Rows from a dataset
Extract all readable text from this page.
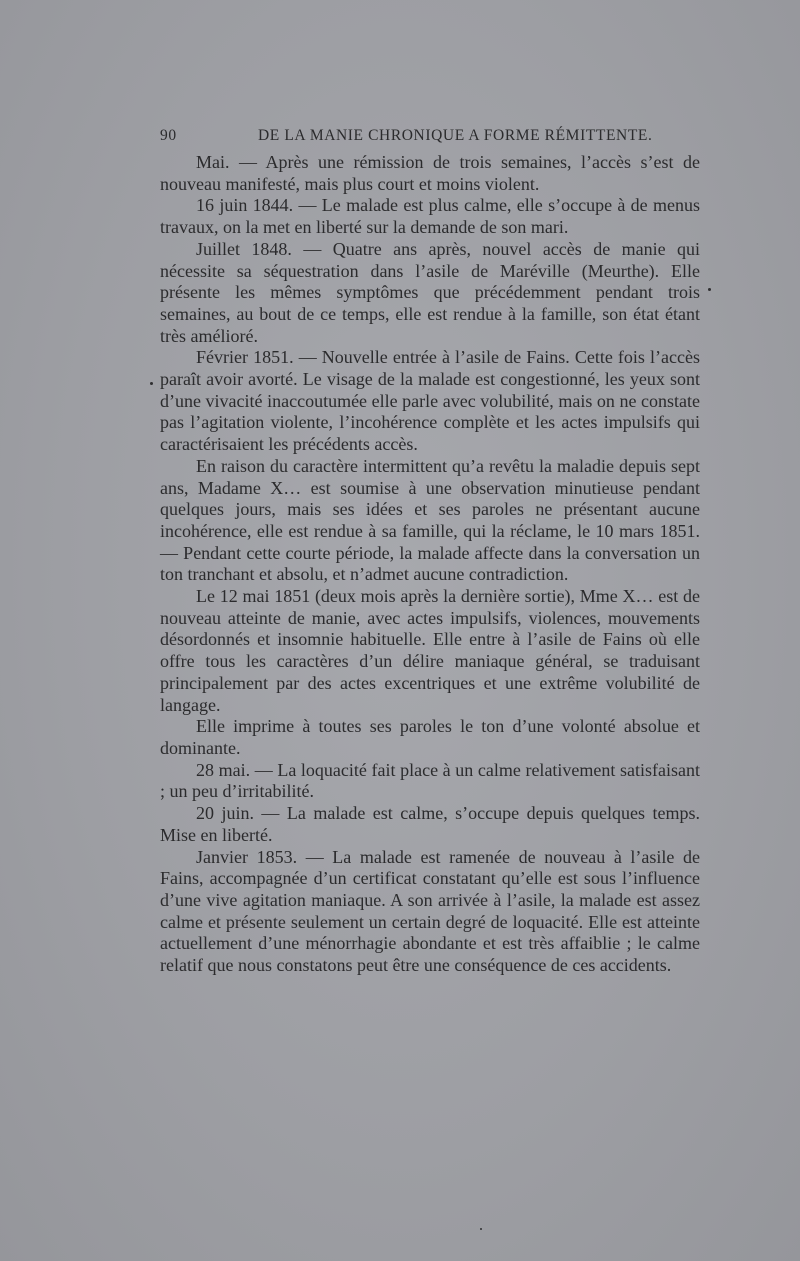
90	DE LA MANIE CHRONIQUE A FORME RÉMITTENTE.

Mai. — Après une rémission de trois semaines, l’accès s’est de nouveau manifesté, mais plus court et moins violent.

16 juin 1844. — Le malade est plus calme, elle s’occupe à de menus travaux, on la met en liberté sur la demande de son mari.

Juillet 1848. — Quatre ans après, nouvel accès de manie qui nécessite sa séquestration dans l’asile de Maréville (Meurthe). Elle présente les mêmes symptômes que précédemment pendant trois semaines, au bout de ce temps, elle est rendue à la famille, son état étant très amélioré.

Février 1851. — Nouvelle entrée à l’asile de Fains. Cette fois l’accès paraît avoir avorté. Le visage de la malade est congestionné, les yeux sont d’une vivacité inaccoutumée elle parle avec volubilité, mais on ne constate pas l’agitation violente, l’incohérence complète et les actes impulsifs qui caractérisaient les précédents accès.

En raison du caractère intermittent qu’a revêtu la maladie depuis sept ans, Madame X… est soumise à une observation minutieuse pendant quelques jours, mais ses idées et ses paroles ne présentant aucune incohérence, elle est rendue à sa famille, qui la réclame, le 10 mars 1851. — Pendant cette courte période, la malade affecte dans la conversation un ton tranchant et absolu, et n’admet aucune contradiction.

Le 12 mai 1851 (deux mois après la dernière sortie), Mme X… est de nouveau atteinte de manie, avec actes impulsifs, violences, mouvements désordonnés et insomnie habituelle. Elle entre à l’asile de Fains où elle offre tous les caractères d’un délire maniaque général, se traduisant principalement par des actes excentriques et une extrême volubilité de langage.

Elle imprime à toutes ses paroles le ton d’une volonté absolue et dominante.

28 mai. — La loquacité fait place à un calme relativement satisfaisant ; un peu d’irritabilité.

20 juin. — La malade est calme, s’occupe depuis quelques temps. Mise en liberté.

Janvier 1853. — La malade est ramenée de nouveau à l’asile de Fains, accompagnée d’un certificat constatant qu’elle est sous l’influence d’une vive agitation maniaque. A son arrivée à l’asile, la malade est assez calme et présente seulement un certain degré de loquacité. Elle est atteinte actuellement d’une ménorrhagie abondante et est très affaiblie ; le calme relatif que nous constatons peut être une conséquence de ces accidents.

WHAT IS ASKED:
Tally the lines in the records above that contain the word "trois", and give only that number.

EXERCISE RESPONSE:
2